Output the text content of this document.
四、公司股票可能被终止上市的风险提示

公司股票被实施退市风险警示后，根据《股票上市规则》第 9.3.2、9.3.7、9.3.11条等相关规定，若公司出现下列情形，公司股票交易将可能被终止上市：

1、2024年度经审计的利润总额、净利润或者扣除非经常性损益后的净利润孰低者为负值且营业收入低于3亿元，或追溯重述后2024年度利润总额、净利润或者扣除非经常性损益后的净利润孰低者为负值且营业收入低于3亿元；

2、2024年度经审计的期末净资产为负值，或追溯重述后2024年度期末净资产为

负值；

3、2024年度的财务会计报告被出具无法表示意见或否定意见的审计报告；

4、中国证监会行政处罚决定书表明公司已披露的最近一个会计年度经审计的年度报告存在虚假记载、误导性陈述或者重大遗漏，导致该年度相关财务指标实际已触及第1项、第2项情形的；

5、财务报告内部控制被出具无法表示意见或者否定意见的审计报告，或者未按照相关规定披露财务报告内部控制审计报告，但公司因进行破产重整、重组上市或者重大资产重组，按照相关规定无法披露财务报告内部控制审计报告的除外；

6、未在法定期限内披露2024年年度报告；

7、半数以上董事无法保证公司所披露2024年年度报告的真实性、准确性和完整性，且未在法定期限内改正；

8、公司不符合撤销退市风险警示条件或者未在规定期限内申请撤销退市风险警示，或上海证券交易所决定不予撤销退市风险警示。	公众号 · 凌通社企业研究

Problem statement
Send back each record exactly as it stands.

Solution for this problem
Output the text content of this document.
四、公司股票可能被终止上市的风险提示

公司股票被实施退市风险警示后，根据《股票上市规则》第 9.3.2、9.3.7、9.3.11条等相关规定，若公司出现下列情形，公司股票交易将可能被终止上市：

1、2024年度经审计的利润总额、净利润或者扣除非经常性损益后的净利润孰低者为负值且营业收入低于3亿元，或追溯重述后2024年度利润总额、净利润或者扣除非经常性损益后的净利润孰低者为负值且营业收入低于3亿元；

2、2024年度经审计的期末净资产为负值，或追溯重述后2024年度期末净资产为

负值；

3、2024年度的财务会计报告被出具无法表示意见或否定意见的审计报告；

4、中国证监会行政处罚决定书表明公司已披露的最近一个会计年度经审计的年度报告存在虚假记载、误导性陈述或者重大遗漏，导致该年度相关财务指标实际已触及第1项、第2项情形的；

5、财务报告内部控制被出具无法表示意见或者否定意见的审计报告，或者未按照相关规定披露财务报告内部控制审计报告，但公司因进行破产重整、重组上市或者重大资产重组，按照相关规定无法披露财务报告内部控制审计报告的除外；

6、未在法定期限内披露2024年年度报告；

7、半数以上董事无法保证公司所披露2024年年度报告的真实性、准确性和完整性，且未在法定期限内改正；

8、公司不符合撤销退市风险警示条件或者未在规定期限内申请撤销退市风险警示，或上海证券交易所决定不予撤销退市风险警示。	公众号 · 凌通社企业研究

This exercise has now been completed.